Records for this task
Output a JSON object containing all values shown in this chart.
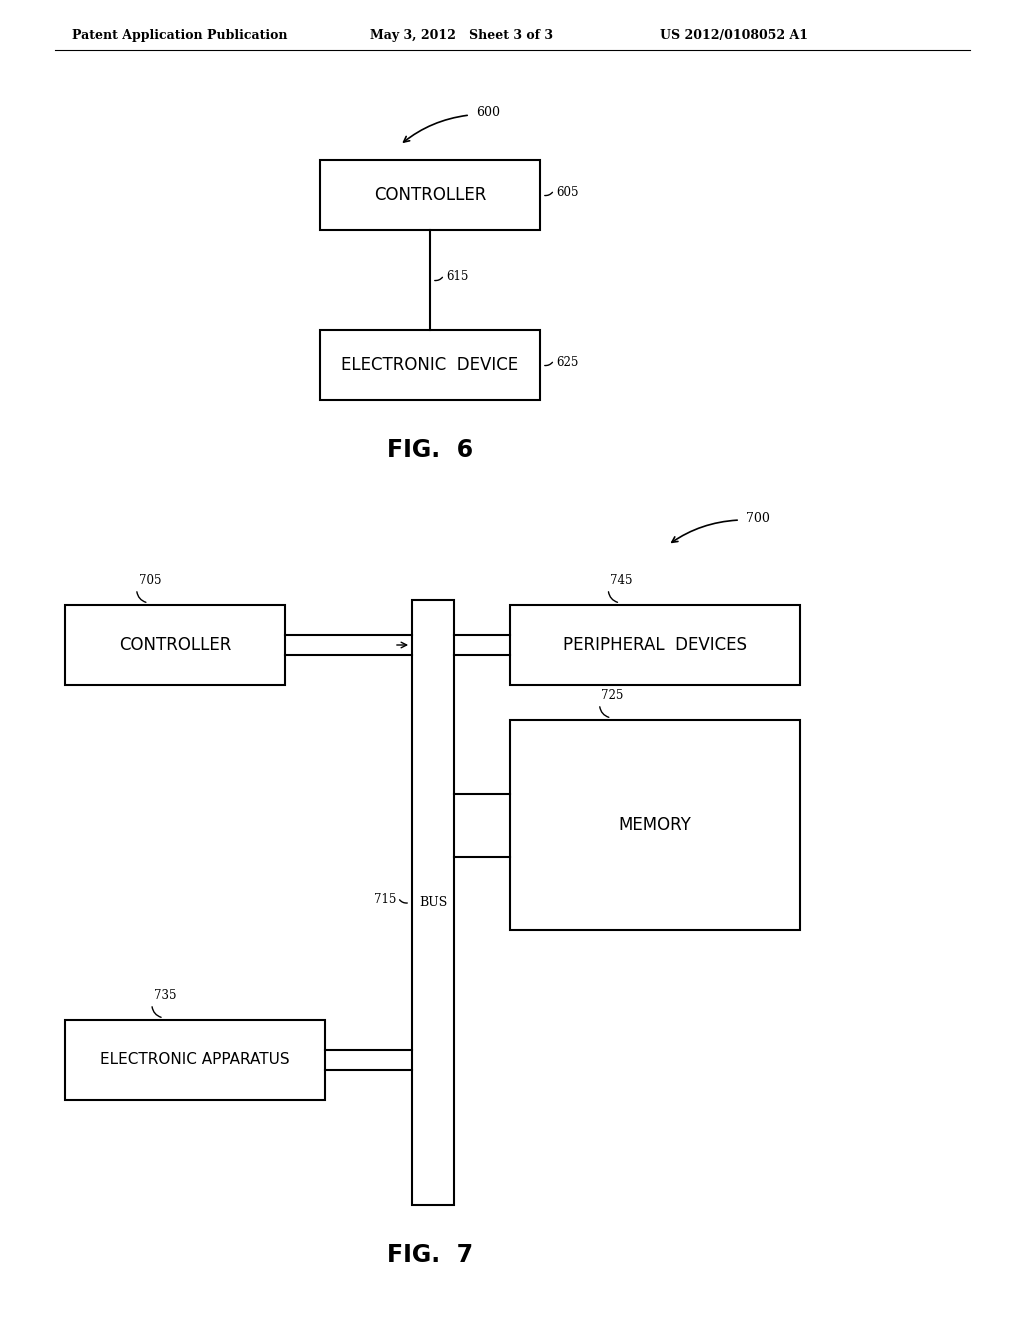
{
  "bg_color": "#ffffff",
  "text_color": "#000000",
  "line_color": "#000000",
  "header_left": "Patent Application Publication",
  "header_center": "May 3, 2012   Sheet 3 of 3",
  "header_right": "US 2012/0108052 A1",
  "fig6_caption": "FIG.  6",
  "fig7_caption": "FIG.  7"
}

Directions
Return the listing above word for word, with the pictures removed.

Output below
Output a JSON object containing all values shown in this chart.
{
  "bg_color": "#ffffff",
  "text_color": "#000000",
  "line_color": "#000000",
  "header_left": "Patent Application Publication",
  "header_center": "May 3, 2012   Sheet 3 of 3",
  "header_right": "US 2012/0108052 A1",
  "fig6_caption": "FIG.  6",
  "fig7_caption": "FIG.  7"
}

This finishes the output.